• _Aim_
Print all of the data exactly as written.

↓

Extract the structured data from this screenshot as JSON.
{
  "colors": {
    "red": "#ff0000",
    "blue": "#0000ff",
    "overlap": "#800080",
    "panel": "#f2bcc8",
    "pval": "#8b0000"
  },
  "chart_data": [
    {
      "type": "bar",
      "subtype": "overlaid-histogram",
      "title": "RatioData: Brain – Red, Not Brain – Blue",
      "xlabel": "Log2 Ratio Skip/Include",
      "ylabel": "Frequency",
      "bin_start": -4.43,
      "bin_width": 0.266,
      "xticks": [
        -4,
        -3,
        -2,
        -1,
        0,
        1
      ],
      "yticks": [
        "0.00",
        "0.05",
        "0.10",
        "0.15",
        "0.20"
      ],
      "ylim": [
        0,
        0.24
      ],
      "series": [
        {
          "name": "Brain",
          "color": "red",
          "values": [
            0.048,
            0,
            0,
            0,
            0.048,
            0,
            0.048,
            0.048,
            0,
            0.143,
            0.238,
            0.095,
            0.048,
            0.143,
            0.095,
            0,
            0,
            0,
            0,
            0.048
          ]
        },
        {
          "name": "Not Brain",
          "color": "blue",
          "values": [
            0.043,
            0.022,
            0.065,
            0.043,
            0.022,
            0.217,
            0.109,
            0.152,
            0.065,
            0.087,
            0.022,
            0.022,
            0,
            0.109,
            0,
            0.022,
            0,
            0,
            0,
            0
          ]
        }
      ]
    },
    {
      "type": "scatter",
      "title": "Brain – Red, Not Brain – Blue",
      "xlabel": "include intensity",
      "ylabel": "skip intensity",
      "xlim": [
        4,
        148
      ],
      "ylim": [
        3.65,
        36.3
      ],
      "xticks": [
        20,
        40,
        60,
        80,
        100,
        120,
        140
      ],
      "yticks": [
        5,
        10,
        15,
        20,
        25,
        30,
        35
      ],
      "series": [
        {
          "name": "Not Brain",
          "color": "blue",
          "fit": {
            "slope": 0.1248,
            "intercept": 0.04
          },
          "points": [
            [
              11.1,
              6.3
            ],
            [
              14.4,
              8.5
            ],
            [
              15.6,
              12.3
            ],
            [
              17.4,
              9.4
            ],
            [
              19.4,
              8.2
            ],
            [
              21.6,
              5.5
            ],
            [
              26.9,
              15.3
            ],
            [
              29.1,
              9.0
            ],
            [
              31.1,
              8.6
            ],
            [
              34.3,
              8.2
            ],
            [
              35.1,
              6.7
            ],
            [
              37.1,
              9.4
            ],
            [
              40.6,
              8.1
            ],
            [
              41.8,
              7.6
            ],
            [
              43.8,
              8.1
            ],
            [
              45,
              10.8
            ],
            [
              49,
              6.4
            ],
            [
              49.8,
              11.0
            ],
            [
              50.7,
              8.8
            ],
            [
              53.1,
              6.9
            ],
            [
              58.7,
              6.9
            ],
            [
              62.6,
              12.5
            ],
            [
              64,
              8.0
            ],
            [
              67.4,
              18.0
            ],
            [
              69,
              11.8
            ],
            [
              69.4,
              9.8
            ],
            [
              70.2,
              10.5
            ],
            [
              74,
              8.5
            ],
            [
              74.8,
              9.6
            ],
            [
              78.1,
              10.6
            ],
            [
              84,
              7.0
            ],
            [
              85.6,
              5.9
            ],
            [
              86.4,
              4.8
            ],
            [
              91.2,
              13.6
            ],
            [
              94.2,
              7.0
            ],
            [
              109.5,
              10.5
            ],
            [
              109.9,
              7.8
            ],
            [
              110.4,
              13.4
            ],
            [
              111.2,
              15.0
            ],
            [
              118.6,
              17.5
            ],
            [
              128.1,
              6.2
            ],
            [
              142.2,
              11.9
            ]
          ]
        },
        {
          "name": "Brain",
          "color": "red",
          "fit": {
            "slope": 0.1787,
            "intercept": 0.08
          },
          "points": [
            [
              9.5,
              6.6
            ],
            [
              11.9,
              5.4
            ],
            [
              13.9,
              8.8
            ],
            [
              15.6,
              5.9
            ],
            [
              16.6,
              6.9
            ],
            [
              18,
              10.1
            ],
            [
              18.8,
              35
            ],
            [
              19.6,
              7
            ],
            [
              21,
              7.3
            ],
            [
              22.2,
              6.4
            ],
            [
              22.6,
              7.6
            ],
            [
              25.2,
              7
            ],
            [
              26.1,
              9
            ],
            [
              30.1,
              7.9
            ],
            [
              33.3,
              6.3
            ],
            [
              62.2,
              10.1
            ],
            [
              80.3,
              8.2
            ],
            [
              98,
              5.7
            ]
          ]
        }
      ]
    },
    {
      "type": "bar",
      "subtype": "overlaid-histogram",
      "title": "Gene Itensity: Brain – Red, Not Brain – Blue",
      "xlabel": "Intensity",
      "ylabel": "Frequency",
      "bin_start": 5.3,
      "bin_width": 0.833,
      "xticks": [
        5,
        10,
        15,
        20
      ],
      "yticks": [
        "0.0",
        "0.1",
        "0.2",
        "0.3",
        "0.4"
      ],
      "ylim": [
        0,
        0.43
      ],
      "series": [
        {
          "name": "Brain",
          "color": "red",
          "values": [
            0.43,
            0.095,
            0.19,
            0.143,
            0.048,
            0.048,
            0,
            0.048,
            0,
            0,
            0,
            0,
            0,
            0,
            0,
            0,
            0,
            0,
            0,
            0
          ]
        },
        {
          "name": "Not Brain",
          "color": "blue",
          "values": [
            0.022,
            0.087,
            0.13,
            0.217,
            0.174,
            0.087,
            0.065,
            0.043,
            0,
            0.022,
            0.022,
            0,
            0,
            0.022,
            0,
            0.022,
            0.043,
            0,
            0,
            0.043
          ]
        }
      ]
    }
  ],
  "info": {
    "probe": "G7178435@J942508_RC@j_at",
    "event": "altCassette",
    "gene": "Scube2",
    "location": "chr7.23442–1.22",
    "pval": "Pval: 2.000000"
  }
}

↑

• _Solution to this task_
Extract the structured data from this screenshot as JSON.
{
  "colors": {
    "red": "#ff0000",
    "blue": "#0000ff",
    "overlap": "#800080",
    "panel": "#f2bcc8",
    "pval": "#8b0000"
  },
  "chart_data": [
    {
      "type": "bar",
      "subtype": "overlaid-histogram",
      "title": "RatioData: Brain – Red, Not Brain – Blue",
      "xlabel": "Log2 Ratio Skip/Include",
      "ylabel": "Frequency",
      "bin_start": -4.43,
      "bin_width": 0.266,
      "xticks": [
        -4,
        -3,
        -2,
        -1,
        0,
        1
      ],
      "yticks": [
        "0.00",
        "0.05",
        "0.10",
        "0.15",
        "0.20"
      ],
      "ylim": [
        0,
        0.24
      ],
      "series": [
        {
          "name": "Brain",
          "color": "red",
          "values": [
            0.048,
            0,
            0,
            0,
            0.048,
            0,
            0.048,
            0.048,
            0,
            0.143,
            0.238,
            0.095,
            0.048,
            0.143,
            0.095,
            0,
            0,
            0,
            0,
            0.048
          ]
        },
        {
          "name": "Not Brain",
          "color": "blue",
          "values": [
            0.043,
            0.022,
            0.065,
            0.043,
            0.022,
            0.217,
            0.109,
            0.152,
            0.065,
            0.087,
            0.022,
            0.022,
            0,
            0.109,
            0,
            0.022,
            0,
            0,
            0,
            0
          ]
        }
      ]
    },
    {
      "type": "scatter",
      "title": "Brain – Red, Not Brain – Blue",
      "xlabel": "include intensity",
      "ylabel": "skip intensity",
      "xlim": [
        4,
        148
      ],
      "ylim": [
        3.65,
        36.3
      ],
      "xticks": [
        20,
        40,
        60,
        80,
        100,
        120,
        140
      ],
      "yticks": [
        5,
        10,
        15,
        20,
        25,
        30,
        35
      ],
      "series": [
        {
          "name": "Not Brain",
          "color": "blue",
          "fit": {
            "slope": 0.1248,
            "intercept": 0.04
          },
          "points": [
            [
              11.1,
              6.3
            ],
            [
              14.4,
              8.5
            ],
            [
              15.6,
              12.3
            ],
            [
              17.4,
              9.4
            ],
            [
              19.4,
              8.2
            ],
            [
              21.6,
              5.5
            ],
            [
              26.9,
              15.3
            ],
            [
              29.1,
              9.0
            ],
            [
              31.1,
              8.6
            ],
            [
              34.3,
              8.2
            ],
            [
              35.1,
              6.7
            ],
            [
              37.1,
              9.4
            ],
            [
              40.6,
              8.1
            ],
            [
              41.8,
              7.6
            ],
            [
              43.8,
              8.1
            ],
            [
              45,
              10.8
            ],
            [
              49,
              6.4
            ],
            [
              49.8,
              11.0
            ],
            [
              50.7,
              8.8
            ],
            [
              53.1,
              6.9
            ],
            [
              58.7,
              6.9
            ],
            [
              62.6,
              12.5
            ],
            [
              64,
              8.0
            ],
            [
              67.4,
              18.0
            ],
            [
              69,
              11.8
            ],
            [
              69.4,
              9.8
            ],
            [
              70.2,
              10.5
            ],
            [
              74,
              8.5
            ],
            [
              74.8,
              9.6
            ],
            [
              78.1,
              10.6
            ],
            [
              84,
              7.0
            ],
            [
              85.6,
              5.9
            ],
            [
              86.4,
              4.8
            ],
            [
              91.2,
              13.6
            ],
            [
              94.2,
              7.0
            ],
            [
              109.5,
              10.5
            ],
            [
              109.9,
              7.8
            ],
            [
              110.4,
              13.4
            ],
            [
              111.2,
              15.0
            ],
            [
              118.6,
              17.5
            ],
            [
              128.1,
              6.2
            ],
            [
              142.2,
              11.9
            ]
          ]
        },
        {
          "name": "Brain",
          "color": "red",
          "fit": {
            "slope": 0.1787,
            "intercept": 0.08
          },
          "points": [
            [
              9.5,
              6.6
            ],
            [
              11.9,
              5.4
            ],
            [
              13.9,
              8.8
            ],
            [
              15.6,
              5.9
            ],
            [
              16.6,
              6.9
            ],
            [
              18,
              10.1
            ],
            [
              18.8,
              35
            ],
            [
              19.6,
              7
            ],
            [
              21,
              7.3
            ],
            [
              22.2,
              6.4
            ],
            [
              22.6,
              7.6
            ],
            [
              25.2,
              7
            ],
            [
              26.1,
              9
            ],
            [
              30.1,
              7.9
            ],
            [
              33.3,
              6.3
            ],
            [
              62.2,
              10.1
            ],
            [
              80.3,
              8.2
            ],
            [
              98,
              5.7
            ]
          ]
        }
      ]
    },
    {
      "type": "bar",
      "subtype": "overlaid-histogram",
      "title": "Gene Itensity: Brain – Red, Not Brain – Blue",
      "xlabel": "Intensity",
      "ylabel": "Frequency",
      "bin_start": 5.3,
      "bin_width": 0.833,
      "xticks": [
        5,
        10,
        15,
        20
      ],
      "yticks": [
        "0.0",
        "0.1",
        "0.2",
        "0.3",
        "0.4"
      ],
      "ylim": [
        0,
        0.43
      ],
      "series": [
        {
          "name": "Brain",
          "color": "red",
          "values": [
            0.43,
            0.095,
            0.19,
            0.143,
            0.048,
            0.048,
            0,
            0.048,
            0,
            0,
            0,
            0,
            0,
            0,
            0,
            0,
            0,
            0,
            0,
            0
          ]
        },
        {
          "name": "Not Brain",
          "color": "blue",
          "values": [
            0.022,
            0.087,
            0.13,
            0.217,
            0.174,
            0.087,
            0.065,
            0.043,
            0,
            0.022,
            0.022,
            0,
            0,
            0.022,
            0,
            0.022,
            0.043,
            0,
            0,
            0.043
          ]
        }
      ]
    }
  ],
  "info": {
    "probe": "G7178435@J942508_RC@j_at",
    "event": "altCassette",
    "gene": "Scube2",
    "location": "chr7.23442–1.22",
    "pval": "Pval: 2.000000"
  }
}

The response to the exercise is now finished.